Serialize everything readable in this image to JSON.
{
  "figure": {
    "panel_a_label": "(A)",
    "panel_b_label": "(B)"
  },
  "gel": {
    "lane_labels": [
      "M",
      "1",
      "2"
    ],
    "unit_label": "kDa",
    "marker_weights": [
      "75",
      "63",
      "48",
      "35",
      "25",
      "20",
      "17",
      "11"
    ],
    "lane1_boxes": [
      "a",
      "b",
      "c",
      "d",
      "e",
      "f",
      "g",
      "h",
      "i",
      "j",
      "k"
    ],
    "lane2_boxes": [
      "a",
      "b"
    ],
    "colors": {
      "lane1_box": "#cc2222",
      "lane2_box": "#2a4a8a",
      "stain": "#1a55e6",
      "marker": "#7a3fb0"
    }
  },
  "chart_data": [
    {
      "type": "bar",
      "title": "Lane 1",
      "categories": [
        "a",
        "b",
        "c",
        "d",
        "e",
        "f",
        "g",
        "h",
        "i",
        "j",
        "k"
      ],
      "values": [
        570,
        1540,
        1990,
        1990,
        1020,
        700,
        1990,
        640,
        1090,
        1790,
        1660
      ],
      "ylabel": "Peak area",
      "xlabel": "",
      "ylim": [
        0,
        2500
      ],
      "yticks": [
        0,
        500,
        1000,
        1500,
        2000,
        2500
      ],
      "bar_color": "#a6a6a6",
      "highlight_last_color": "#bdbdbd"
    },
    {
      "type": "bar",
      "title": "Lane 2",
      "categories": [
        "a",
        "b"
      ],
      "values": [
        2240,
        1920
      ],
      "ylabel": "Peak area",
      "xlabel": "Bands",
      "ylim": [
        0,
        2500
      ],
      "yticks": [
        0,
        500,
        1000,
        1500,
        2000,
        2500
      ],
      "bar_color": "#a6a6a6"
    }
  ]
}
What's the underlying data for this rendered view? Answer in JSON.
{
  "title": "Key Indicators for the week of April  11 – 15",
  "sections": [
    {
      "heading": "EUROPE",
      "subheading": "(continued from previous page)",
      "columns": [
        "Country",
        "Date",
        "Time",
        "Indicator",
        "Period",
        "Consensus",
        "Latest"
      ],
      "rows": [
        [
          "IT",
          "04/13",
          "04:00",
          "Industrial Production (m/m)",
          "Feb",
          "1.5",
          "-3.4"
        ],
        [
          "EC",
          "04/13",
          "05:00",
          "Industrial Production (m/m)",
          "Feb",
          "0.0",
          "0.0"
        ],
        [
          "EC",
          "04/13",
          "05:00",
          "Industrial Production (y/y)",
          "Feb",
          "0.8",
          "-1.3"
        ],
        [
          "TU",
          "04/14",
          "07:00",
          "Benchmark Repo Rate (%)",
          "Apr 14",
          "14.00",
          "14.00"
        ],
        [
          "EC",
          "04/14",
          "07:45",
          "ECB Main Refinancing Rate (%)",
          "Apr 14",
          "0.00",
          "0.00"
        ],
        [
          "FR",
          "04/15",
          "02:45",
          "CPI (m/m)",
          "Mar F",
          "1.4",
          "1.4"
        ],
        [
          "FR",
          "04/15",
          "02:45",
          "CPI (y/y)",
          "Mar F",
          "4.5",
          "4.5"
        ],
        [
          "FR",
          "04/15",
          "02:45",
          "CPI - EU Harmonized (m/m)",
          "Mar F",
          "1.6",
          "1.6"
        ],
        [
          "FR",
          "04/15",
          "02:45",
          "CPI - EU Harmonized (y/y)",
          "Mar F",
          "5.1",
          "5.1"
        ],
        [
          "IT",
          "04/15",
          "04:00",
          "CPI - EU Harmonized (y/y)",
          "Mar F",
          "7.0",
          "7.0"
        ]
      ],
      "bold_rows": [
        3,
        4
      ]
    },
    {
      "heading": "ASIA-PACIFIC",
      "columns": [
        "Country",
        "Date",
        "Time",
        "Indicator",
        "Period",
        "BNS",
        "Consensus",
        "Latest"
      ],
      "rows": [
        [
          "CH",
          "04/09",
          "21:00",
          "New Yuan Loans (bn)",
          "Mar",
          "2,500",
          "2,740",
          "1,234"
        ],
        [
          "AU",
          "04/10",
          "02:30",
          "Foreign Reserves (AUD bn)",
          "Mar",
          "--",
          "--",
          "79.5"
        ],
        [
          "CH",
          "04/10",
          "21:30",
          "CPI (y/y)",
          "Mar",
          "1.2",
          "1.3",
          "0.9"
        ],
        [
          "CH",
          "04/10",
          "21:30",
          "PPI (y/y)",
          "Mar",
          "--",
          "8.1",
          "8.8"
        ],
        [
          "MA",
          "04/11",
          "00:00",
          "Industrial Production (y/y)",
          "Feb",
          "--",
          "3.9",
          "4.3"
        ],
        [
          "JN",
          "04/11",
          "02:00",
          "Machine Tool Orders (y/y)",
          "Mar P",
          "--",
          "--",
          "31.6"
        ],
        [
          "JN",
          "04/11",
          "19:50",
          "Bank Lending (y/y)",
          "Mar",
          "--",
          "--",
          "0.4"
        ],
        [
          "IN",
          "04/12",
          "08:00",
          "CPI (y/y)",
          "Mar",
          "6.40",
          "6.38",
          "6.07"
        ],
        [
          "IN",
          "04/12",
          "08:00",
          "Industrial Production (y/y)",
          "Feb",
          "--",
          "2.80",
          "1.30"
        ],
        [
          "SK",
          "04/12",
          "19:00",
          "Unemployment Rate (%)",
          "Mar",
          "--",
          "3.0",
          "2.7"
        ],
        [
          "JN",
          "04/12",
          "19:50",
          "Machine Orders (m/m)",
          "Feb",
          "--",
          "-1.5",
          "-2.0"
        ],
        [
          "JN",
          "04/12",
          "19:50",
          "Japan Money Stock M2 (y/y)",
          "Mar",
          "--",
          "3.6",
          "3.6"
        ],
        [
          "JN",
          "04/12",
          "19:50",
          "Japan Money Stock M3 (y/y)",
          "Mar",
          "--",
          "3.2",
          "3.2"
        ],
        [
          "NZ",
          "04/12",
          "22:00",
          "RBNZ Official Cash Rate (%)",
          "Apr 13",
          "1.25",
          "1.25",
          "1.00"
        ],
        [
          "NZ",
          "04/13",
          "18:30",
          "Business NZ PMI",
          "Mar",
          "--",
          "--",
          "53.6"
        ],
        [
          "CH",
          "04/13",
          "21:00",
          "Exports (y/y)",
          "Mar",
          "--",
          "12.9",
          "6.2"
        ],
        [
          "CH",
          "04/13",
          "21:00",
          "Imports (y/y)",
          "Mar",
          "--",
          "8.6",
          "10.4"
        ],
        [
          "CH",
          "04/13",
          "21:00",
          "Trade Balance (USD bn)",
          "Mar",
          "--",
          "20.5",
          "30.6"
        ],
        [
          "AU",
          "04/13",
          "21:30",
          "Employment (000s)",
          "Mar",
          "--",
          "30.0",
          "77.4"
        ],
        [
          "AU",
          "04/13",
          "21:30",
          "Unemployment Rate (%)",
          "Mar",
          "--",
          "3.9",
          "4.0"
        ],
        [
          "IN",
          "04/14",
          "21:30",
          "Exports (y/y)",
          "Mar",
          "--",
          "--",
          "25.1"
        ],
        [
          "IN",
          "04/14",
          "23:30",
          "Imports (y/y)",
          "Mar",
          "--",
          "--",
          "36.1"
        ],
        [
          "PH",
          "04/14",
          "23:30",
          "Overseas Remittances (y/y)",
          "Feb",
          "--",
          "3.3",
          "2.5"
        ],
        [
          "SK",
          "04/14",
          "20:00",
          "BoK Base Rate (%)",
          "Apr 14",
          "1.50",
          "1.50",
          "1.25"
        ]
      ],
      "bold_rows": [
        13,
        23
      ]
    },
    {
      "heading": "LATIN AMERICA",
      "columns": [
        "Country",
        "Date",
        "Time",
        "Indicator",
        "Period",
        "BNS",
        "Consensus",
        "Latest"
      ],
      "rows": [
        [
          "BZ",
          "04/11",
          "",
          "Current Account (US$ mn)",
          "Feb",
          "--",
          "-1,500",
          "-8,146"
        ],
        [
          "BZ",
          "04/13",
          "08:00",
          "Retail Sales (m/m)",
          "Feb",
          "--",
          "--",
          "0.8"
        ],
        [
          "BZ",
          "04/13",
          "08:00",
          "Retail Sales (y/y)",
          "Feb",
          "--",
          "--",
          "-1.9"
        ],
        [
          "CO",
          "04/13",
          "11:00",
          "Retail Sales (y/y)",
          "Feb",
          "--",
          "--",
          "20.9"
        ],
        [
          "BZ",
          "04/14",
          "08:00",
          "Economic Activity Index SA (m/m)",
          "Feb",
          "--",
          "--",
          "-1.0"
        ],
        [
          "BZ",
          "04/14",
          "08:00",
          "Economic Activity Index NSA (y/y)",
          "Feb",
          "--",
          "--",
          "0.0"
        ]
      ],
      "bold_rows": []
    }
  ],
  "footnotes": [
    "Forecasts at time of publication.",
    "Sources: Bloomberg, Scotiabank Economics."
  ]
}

* WHAT THE EXERCISE ASKS *
Copy out each line of the material that holds the word "Orders".

* CORRECT RESULT *
          "Machine Tool Orders (y/y)",
          "Machine Orders (m/m)",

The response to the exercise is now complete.